WHAT THE EXERCISE ASKS ▸ Copy every entry exactly.

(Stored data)
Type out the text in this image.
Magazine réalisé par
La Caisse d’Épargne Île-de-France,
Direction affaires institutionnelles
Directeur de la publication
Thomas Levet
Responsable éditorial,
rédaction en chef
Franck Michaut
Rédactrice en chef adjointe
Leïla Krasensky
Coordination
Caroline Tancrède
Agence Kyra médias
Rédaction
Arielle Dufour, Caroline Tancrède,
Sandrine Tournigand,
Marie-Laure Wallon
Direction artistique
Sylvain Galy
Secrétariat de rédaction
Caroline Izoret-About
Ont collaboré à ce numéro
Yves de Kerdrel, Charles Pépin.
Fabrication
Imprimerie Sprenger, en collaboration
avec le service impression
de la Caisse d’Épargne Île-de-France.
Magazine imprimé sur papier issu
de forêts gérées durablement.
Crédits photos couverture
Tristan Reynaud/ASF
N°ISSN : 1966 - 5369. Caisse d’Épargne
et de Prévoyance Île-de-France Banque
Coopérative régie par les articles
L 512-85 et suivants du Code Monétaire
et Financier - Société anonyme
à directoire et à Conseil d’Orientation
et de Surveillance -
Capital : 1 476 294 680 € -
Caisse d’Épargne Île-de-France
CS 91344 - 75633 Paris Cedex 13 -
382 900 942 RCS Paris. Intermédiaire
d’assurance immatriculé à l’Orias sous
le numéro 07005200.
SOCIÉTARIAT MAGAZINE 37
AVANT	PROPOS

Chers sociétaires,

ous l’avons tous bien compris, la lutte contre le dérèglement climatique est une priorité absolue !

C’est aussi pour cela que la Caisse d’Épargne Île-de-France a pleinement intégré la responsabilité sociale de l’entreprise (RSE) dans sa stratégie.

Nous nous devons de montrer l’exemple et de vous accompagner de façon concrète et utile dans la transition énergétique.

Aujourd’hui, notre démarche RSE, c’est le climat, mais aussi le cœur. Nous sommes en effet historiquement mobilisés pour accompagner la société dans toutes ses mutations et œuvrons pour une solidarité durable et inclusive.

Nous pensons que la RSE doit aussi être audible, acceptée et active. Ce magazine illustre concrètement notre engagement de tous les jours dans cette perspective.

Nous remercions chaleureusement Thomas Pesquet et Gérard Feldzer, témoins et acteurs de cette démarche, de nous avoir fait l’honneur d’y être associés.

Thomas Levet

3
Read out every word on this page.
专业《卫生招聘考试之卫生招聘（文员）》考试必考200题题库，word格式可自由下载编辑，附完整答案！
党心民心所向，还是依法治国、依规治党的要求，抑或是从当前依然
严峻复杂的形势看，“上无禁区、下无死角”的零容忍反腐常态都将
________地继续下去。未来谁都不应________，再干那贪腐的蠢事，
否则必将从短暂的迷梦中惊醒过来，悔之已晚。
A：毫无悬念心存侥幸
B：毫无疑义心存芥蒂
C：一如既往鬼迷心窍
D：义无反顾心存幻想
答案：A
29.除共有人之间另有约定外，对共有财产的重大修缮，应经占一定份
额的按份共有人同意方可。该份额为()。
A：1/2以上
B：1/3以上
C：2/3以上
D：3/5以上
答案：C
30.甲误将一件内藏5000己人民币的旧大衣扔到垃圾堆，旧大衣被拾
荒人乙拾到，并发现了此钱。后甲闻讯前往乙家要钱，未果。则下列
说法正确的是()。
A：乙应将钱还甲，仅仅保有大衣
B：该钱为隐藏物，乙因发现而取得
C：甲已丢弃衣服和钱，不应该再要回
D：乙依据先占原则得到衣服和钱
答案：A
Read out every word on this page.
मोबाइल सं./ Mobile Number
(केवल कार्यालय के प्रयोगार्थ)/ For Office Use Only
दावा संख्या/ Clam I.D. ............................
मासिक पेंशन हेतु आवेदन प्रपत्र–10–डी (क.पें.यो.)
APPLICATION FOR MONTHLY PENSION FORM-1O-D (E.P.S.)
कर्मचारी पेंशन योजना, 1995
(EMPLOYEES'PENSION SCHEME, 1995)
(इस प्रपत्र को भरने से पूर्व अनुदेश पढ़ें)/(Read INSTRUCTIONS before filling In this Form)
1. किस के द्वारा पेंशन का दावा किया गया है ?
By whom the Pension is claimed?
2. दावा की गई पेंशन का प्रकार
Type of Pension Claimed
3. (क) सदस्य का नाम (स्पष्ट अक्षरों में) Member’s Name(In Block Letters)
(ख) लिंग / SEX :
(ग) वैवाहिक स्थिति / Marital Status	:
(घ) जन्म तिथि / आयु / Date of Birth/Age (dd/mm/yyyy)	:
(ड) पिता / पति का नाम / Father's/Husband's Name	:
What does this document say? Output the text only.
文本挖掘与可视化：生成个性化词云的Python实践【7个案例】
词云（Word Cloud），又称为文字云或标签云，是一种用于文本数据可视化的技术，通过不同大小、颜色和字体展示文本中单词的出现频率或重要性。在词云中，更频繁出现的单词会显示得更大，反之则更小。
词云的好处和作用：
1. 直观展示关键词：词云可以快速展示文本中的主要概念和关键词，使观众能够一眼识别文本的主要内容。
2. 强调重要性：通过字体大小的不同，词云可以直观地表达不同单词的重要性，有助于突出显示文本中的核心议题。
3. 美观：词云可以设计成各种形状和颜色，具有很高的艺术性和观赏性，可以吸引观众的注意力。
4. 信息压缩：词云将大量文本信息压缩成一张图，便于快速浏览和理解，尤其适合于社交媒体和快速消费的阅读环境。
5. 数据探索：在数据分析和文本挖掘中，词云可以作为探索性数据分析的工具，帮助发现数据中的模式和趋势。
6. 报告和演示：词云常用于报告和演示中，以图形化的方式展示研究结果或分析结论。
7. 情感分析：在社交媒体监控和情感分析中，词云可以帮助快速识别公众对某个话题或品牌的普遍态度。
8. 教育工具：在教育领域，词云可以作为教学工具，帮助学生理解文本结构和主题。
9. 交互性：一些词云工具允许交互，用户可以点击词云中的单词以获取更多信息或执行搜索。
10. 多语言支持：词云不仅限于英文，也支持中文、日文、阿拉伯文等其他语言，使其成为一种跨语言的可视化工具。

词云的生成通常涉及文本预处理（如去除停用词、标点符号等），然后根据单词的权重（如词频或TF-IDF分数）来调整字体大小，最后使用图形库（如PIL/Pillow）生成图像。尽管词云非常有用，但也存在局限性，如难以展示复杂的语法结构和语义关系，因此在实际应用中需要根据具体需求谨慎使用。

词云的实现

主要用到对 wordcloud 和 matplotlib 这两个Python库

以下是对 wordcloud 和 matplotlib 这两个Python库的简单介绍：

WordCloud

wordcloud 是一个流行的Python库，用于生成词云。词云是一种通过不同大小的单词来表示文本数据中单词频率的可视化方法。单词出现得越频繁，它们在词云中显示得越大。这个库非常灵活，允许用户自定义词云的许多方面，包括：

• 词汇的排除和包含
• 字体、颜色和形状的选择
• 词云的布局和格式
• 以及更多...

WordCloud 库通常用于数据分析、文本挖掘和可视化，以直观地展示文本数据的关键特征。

FINISHED EXERCISE ▸
Type out the text in this image.
Magazine réalisé par
La Caisse d’Épargne Île-de-France,
Direction affaires institutionnelles
Directeur de la publication
Thomas Levet
Responsable éditorial,
rédaction en chef
Franck Michaut
Rédactrice en chef adjointe
Leïla Krasensky
Coordination
Caroline Tancrède
Agence Kyra médias
Rédaction
Arielle Dufour, Caroline Tancrède,
Sandrine Tournigand,
Marie-Laure Wallon
Direction artistique
Sylvain Galy
Secrétariat de rédaction
Caroline Izoret-About
Ont collaboré à ce numéro
Yves de Kerdrel, Charles Pépin.
Fabrication
Imprimerie Sprenger, en collaboration
avec le service impression
de la Caisse d’Épargne Île-de-France.
Magazine imprimé sur papier issu
de forêts gérées durablement.
Crédits photos couverture
Tristan Reynaud/ASF
N°ISSN : 1966 - 5369. Caisse d’Épargne
et de Prévoyance Île-de-France Banque
Coopérative régie par les articles
L 512-85 et suivants du Code Monétaire
et Financier - Société anonyme
à directoire et à Conseil d’Orientation
et de Surveillance -
Capital : 1 476 294 680 € -
Caisse d’Épargne Île-de-France
CS 91344 - 75633 Paris Cedex 13 -
382 900 942 RCS Paris. Intermédiaire
d’assurance immatriculé à l’Orias sous
le numéro 07005200.
SOCIÉTARIAT MAGAZINE 37
AVANT	PROPOS

Chers sociétaires,

ous l’avons tous bien compris, la lutte contre le dérèglement climatique est une priorité absolue !

C’est aussi pour cela que la Caisse d’Épargne Île-de-France a pleinement intégré la responsabilité sociale de l’entreprise (RSE) dans sa stratégie.

Nous nous devons de montrer l’exemple et de vous accompagner de façon concrète et utile dans la transition énergétique.

Aujourd’hui, notre démarche RSE, c’est le climat, mais aussi le cœur. Nous sommes en effet historiquement mobilisés pour accompagner la société dans toutes ses mutations et œuvrons pour une solidarité durable et inclusive.

Nous pensons que la RSE doit aussi être audible, acceptée et active. Ce magazine illustre concrètement notre engagement de tous les jours dans cette perspective.

Nous remercions chaleureusement Thomas Pesquet et Gérard Feldzer, témoins et acteurs de cette démarche, de nous avoir fait l’honneur d’y être associés.

Thomas Levet

3
Read out every word on this page.
专业《卫生招聘考试之卫生招聘（文员）》考试必考200题题库，word格式可自由下载编辑，附完整答案！
党心民心所向，还是依法治国、依规治党的要求，抑或是从当前依然
严峻复杂的形势看，“上无禁区、下无死角”的零容忍反腐常态都将
________地继续下去。未来谁都不应________，再干那贪腐的蠢事，
否则必将从短暂的迷梦中惊醒过来，悔之已晚。
A：毫无悬念心存侥幸
B：毫无疑义心存芥蒂
C：一如既往鬼迷心窍
D：义无反顾心存幻想
答案：A
29.除共有人之间另有约定外，对共有财产的重大修缮，应经占一定份
额的按份共有人同意方可。该份额为()。
A：1/2以上
B：1/3以上
C：2/3以上
D：3/5以上
答案：C
30.甲误将一件内藏5000己人民币的旧大衣扔到垃圾堆，旧大衣被拾
荒人乙拾到，并发现了此钱。后甲闻讯前往乙家要钱，未果。则下列
说法正确的是()。
A：乙应将钱还甲，仅仅保有大衣
B：该钱为隐藏物，乙因发现而取得
C：甲已丢弃衣服和钱，不应该再要回
D：乙依据先占原则得到衣服和钱
答案：A
Read out every word on this page.
मोबाइल सं./ Mobile Number
(केवल कार्यालय के प्रयोगार्थ)/ For Office Use Only
दावा संख्या/ Clam I.D. ............................
मासिक पेंशन हेतु आवेदन प्रपत्र–10–डी (क.पें.यो.)
APPLICATION FOR MONTHLY PENSION FORM-1O-D (E.P.S.)
कर्मचारी पेंशन योजना, 1995
(EMPLOYEES'PENSION SCHEME, 1995)
(इस प्रपत्र को भरने से पूर्व अनुदेश पढ़ें)/(Read INSTRUCTIONS before filling In this Form)
1. किस के द्वारा पेंशन का दावा किया गया है ?
By whom the Pension is claimed?
2. दावा की गई पेंशन का प्रकार
Type of Pension Claimed
3. (क) सदस्य का नाम (स्पष्ट अक्षरों में) Member’s Name(In Block Letters)
(ख) लिंग / SEX :
(ग) वैवाहिक स्थिति / Marital Status	:
(घ) जन्म तिथि / आयु / Date of Birth/Age (dd/mm/yyyy)	:
(ड) पिता / पति का नाम / Father's/Husband's Name	:
What does this document say? Output the text only.
文本挖掘与可视化：生成个性化词云的Python实践【7个案例】
词云（Word Cloud），又称为文字云或标签云，是一种用于文本数据可视化的技术，通过不同大小、颜色和字体展示文本中单词的出现频率或重要性。在词云中，更频繁出现的单词会显示得更大，反之则更小。
词云的好处和作用：
1. 直观展示关键词：词云可以快速展示文本中的主要概念和关键词，使观众能够一眼识别文本的主要内容。
2. 强调重要性：通过字体大小的不同，词云可以直观地表达不同单词的重要性，有助于突出显示文本中的核心议题。
3. 美观：词云可以设计成各种形状和颜色，具有很高的艺术性和观赏性，可以吸引观众的注意力。
4. 信息压缩：词云将大量文本信息压缩成一张图，便于快速浏览和理解，尤其适合于社交媒体和快速消费的阅读环境。
5. 数据探索：在数据分析和文本挖掘中，词云可以作为探索性数据分析的工具，帮助发现数据中的模式和趋势。
6. 报告和演示：词云常用于报告和演示中，以图形化的方式展示研究结果或分析结论。
7. 情感分析：在社交媒体监控和情感分析中，词云可以帮助快速识别公众对某个话题或品牌的普遍态度。
8. 教育工具：在教育领域，词云可以作为教学工具，帮助学生理解文本结构和主题。
9. 交互性：一些词云工具允许交互，用户可以点击词云中的单词以获取更多信息或执行搜索。
10. 多语言支持：词云不仅限于英文，也支持中文、日文、阿拉伯文等其他语言，使其成为一种跨语言的可视化工具。

词云的生成通常涉及文本预处理（如去除停用词、标点符号等），然后根据单词的权重（如词频或TF-IDF分数）来调整字体大小，最后使用图形库（如PIL/Pillow）生成图像。尽管词云非常有用，但也存在局限性，如难以展示复杂的语法结构和语义关系，因此在实际应用中需要根据具体需求谨慎使用。

词云的实现

主要用到对 wordcloud 和 matplotlib 这两个Python库

以下是对 wordcloud 和 matplotlib 这两个Python库的简单介绍：

WordCloud

wordcloud 是一个流行的Python库，用于生成词云。词云是一种通过不同大小的单词来表示文本数据中单词频率的可视化方法。单词出现得越频繁，它们在词云中显示得越大。这个库非常灵活，允许用户自定义词云的许多方面，包括：

• 词汇的排除和包含
• 字体、颜色和形状的选择
• 词云的布局和格式
• 以及更多...

WordCloud 库通常用于数据分析、文本挖掘和可视化，以直观地展示文本数据的关键特征。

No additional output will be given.